**Exercise requirements**
In your copy, reproduce the entries exactly as they are, minus the images.
==== Data for this exercise
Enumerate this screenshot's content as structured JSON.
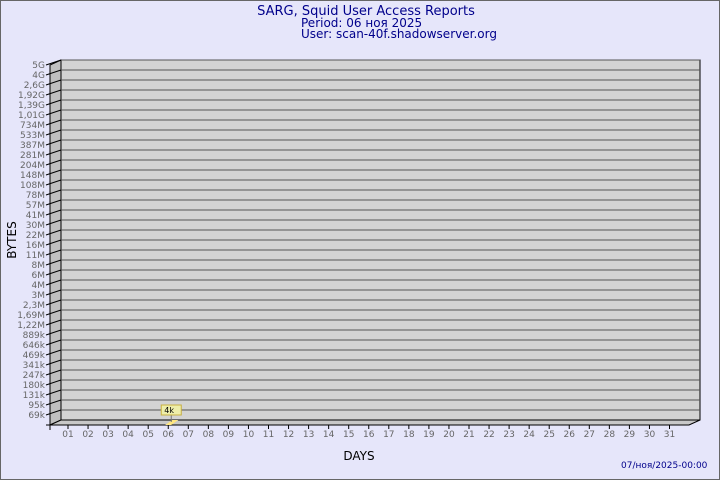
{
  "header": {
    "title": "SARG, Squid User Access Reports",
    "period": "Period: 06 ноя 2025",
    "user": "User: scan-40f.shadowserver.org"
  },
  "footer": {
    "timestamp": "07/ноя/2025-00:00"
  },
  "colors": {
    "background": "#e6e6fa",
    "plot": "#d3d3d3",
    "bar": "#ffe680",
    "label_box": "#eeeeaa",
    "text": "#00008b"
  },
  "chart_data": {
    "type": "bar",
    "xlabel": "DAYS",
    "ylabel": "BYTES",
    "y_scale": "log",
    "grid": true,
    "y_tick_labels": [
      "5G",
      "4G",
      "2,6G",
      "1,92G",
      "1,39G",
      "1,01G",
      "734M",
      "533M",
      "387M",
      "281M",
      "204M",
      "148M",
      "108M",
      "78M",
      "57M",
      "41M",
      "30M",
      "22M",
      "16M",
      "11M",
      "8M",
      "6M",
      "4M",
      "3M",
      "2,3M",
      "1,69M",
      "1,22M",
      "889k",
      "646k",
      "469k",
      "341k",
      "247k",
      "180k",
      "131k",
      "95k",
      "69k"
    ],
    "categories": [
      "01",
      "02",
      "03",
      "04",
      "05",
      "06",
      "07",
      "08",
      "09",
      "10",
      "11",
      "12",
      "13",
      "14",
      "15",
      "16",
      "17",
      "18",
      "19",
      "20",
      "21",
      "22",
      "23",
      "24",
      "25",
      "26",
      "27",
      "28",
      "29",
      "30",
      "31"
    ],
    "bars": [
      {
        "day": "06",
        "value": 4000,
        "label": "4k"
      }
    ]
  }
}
========
**Response to the exercise**
Enumerate this screenshot's content as structured JSON.
{
  "header": {
    "title": "SARG, Squid User Access Reports",
    "period": "Period: 06 ноя 2025",
    "user": "User: scan-40f.shadowserver.org"
  },
  "footer": {
    "timestamp": "07/ноя/2025-00:00"
  },
  "colors": {
    "background": "#e6e6fa",
    "plot": "#d3d3d3",
    "bar": "#ffe680",
    "label_box": "#eeeeaa",
    "text": "#00008b"
  },
  "chart_data": {
    "type": "bar",
    "xlabel": "DAYS",
    "ylabel": "BYTES",
    "y_scale": "log",
    "grid": true,
    "y_tick_labels": [
      "5G",
      "4G",
      "2,6G",
      "1,92G",
      "1,39G",
      "1,01G",
      "734M",
      "533M",
      "387M",
      "281M",
      "204M",
      "148M",
      "108M",
      "78M",
      "57M",
      "41M",
      "30M",
      "22M",
      "16M",
      "11M",
      "8M",
      "6M",
      "4M",
      "3M",
      "2,3M",
      "1,69M",
      "1,22M",
      "889k",
      "646k",
      "469k",
      "341k",
      "247k",
      "180k",
      "131k",
      "95k",
      "69k"
    ],
    "categories": [
      "01",
      "02",
      "03",
      "04",
      "05",
      "06",
      "07",
      "08",
      "09",
      "10",
      "11",
      "12",
      "13",
      "14",
      "15",
      "16",
      "17",
      "18",
      "19",
      "20",
      "21",
      "22",
      "23",
      "24",
      "25",
      "26",
      "27",
      "28",
      "29",
      "30",
      "31"
    ],
    "bars": [
      {
        "day": "06",
        "value": 4000,
        "label": "4k"
      }
    ]
  }
}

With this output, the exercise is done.